[Goal] Write the material out again exactly as it stands.

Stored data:
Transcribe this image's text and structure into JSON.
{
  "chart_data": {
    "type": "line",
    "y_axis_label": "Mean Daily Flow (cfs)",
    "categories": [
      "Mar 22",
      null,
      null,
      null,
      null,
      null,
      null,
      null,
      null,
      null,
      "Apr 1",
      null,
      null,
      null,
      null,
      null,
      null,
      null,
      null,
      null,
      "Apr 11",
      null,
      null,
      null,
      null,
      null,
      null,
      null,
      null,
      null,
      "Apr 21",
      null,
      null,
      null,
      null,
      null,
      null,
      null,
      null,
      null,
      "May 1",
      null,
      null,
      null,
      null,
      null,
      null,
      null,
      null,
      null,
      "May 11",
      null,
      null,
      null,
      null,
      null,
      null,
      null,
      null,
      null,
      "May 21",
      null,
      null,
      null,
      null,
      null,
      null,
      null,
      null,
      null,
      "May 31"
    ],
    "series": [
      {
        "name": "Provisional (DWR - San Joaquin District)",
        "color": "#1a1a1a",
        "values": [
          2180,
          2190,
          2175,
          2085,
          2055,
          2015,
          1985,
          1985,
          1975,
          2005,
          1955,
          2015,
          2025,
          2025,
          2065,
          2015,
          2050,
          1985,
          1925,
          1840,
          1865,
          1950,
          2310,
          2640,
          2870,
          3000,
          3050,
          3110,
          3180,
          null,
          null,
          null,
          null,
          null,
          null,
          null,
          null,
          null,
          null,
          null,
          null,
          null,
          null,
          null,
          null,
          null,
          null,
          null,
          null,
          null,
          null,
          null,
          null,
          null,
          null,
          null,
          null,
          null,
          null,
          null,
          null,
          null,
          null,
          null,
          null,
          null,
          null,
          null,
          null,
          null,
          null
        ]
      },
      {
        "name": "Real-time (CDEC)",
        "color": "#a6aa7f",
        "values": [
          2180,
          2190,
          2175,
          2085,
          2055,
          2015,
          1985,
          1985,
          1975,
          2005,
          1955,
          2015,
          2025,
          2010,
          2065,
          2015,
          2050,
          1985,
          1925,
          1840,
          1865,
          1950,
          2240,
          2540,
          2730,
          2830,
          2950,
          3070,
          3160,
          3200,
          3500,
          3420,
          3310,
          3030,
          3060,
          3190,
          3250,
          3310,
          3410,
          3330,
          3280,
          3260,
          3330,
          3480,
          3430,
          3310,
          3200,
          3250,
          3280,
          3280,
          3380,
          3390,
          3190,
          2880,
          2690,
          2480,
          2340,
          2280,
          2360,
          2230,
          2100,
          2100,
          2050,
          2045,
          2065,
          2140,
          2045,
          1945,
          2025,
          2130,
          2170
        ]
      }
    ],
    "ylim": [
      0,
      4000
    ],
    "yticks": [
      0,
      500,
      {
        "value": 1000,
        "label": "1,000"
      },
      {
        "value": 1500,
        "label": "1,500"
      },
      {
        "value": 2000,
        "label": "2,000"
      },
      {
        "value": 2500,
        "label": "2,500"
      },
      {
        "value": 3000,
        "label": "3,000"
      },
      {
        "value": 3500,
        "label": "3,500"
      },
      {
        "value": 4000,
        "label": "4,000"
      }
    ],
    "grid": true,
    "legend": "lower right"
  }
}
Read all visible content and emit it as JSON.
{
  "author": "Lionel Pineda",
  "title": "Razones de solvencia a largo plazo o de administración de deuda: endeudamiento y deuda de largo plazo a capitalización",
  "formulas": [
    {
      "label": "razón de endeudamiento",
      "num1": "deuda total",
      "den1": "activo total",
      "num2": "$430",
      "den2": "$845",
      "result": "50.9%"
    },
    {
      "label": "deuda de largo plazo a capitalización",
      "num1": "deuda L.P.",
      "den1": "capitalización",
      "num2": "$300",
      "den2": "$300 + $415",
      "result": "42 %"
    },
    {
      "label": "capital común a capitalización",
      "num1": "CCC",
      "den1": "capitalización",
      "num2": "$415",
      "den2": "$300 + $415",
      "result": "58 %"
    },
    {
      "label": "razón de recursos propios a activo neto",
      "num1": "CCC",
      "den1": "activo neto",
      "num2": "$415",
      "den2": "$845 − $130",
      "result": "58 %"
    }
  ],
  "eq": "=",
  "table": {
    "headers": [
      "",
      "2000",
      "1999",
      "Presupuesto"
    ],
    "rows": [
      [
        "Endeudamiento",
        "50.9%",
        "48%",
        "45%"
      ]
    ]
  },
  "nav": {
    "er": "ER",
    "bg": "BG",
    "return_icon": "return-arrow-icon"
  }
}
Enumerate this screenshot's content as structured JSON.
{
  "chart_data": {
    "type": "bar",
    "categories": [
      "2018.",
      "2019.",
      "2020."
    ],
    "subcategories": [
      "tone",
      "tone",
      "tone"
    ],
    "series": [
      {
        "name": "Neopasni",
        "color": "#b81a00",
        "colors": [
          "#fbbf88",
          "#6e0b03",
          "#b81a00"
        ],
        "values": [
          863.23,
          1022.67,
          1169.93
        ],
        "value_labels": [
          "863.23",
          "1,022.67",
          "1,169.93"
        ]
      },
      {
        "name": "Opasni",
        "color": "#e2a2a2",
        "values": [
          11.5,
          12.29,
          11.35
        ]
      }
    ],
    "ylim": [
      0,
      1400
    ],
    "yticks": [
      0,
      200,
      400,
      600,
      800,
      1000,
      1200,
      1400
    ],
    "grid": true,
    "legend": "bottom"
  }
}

[Result for this exercise]
Transcribe this image's text and structure into JSON.
{
  "chart_data": {
    "type": "line",
    "y_axis_label": "Mean Daily Flow (cfs)",
    "categories": [
      "Mar 22",
      null,
      null,
      null,
      null,
      null,
      null,
      null,
      null,
      null,
      "Apr 1",
      null,
      null,
      null,
      null,
      null,
      null,
      null,
      null,
      null,
      "Apr 11",
      null,
      null,
      null,
      null,
      null,
      null,
      null,
      null,
      null,
      "Apr 21",
      null,
      null,
      null,
      null,
      null,
      null,
      null,
      null,
      null,
      "May 1",
      null,
      null,
      null,
      null,
      null,
      null,
      null,
      null,
      null,
      "May 11",
      null,
      null,
      null,
      null,
      null,
      null,
      null,
      null,
      null,
      "May 21",
      null,
      null,
      null,
      null,
      null,
      null,
      null,
      null,
      null,
      "May 31"
    ],
    "series": [
      {
        "name": "Provisional (DWR - San Joaquin District)",
        "color": "#1a1a1a",
        "values": [
          2180,
          2190,
          2175,
          2085,
          2055,
          2015,
          1985,
          1985,
          1975,
          2005,
          1955,
          2015,
          2025,
          2025,
          2065,
          2015,
          2050,
          1985,
          1925,
          1840,
          1865,
          1950,
          2310,
          2640,
          2870,
          3000,
          3050,
          3110,
          3180,
          null,
          null,
          null,
          null,
          null,
          null,
          null,
          null,
          null,
          null,
          null,
          null,
          null,
          null,
          null,
          null,
          null,
          null,
          null,
          null,
          null,
          null,
          null,
          null,
          null,
          null,
          null,
          null,
          null,
          null,
          null,
          null,
          null,
          null,
          null,
          null,
          null,
          null,
          null,
          null,
          null,
          null
        ]
      },
      {
        "name": "Real-time (CDEC)",
        "color": "#a6aa7f",
        "values": [
          2180,
          2190,
          2175,
          2085,
          2055,
          2015,
          1985,
          1985,
          1975,
          2005,
          1955,
          2015,
          2025,
          2010,
          2065,
          2015,
          2050,
          1985,
          1925,
          1840,
          1865,
          1950,
          2240,
          2540,
          2730,
          2830,
          2950,
          3070,
          3160,
          3200,
          3500,
          3420,
          3310,
          3030,
          3060,
          3190,
          3250,
          3310,
          3410,
          3330,
          3280,
          3260,
          3330,
          3480,
          3430,
          3310,
          3200,
          3250,
          3280,
          3280,
          3380,
          3390,
          3190,
          2880,
          2690,
          2480,
          2340,
          2280,
          2360,
          2230,
          2100,
          2100,
          2050,
          2045,
          2065,
          2140,
          2045,
          1945,
          2025,
          2130,
          2170
        ]
      }
    ],
    "ylim": [
      0,
      4000
    ],
    "yticks": [
      0,
      500,
      {
        "value": 1000,
        "label": "1,000"
      },
      {
        "value": 1500,
        "label": "1,500"
      },
      {
        "value": 2000,
        "label": "2,000"
      },
      {
        "value": 2500,
        "label": "2,500"
      },
      {
        "value": 3000,
        "label": "3,000"
      },
      {
        "value": 3500,
        "label": "3,500"
      },
      {
        "value": 4000,
        "label": "4,000"
      }
    ],
    "grid": true,
    "legend": "lower right"
  }
}
Read all visible content and emit it as JSON.
{
  "author": "Lionel Pineda",
  "title": "Razones de solvencia a largo plazo o de administración de deuda: endeudamiento y deuda de largo plazo a capitalización",
  "formulas": [
    {
      "label": "razón de endeudamiento",
      "num1": "deuda total",
      "den1": "activo total",
      "num2": "$430",
      "den2": "$845",
      "result": "50.9%"
    },
    {
      "label": "deuda de largo plazo a capitalización",
      "num1": "deuda L.P.",
      "den1": "capitalización",
      "num2": "$300",
      "den2": "$300 + $415",
      "result": "42 %"
    },
    {
      "label": "capital común a capitalización",
      "num1": "CCC",
      "den1": "capitalización",
      "num2": "$415",
      "den2": "$300 + $415",
      "result": "58 %"
    },
    {
      "label": "razón de recursos propios a activo neto",
      "num1": "CCC",
      "den1": "activo neto",
      "num2": "$415",
      "den2": "$845 − $130",
      "result": "58 %"
    }
  ],
  "eq": "=",
  "table": {
    "headers": [
      "",
      "2000",
      "1999",
      "Presupuesto"
    ],
    "rows": [
      [
        "Endeudamiento",
        "50.9%",
        "48%",
        "45%"
      ]
    ]
  },
  "nav": {
    "er": "ER",
    "bg": "BG",
    "return_icon": "return-arrow-icon"
  }
}
Enumerate this screenshot's content as structured JSON.
{
  "chart_data": {
    "type": "bar",
    "categories": [
      "2018.",
      "2019.",
      "2020."
    ],
    "subcategories": [
      "tone",
      "tone",
      "tone"
    ],
    "series": [
      {
        "name": "Neopasni",
        "color": "#b81a00",
        "colors": [
          "#fbbf88",
          "#6e0b03",
          "#b81a00"
        ],
        "values": [
          863.23,
          1022.67,
          1169.93
        ],
        "value_labels": [
          "863.23",
          "1,022.67",
          "1,169.93"
        ]
      },
      {
        "name": "Opasni",
        "color": "#e2a2a2",
        "values": [
          11.5,
          12.29,
          11.35
        ]
      }
    ],
    "ylim": [
      0,
      1400
    ],
    "yticks": [
      0,
      200,
      400,
      600,
      800,
      1000,
      1200,
      1400
    ],
    "grid": true,
    "legend": "bottom"
  }
}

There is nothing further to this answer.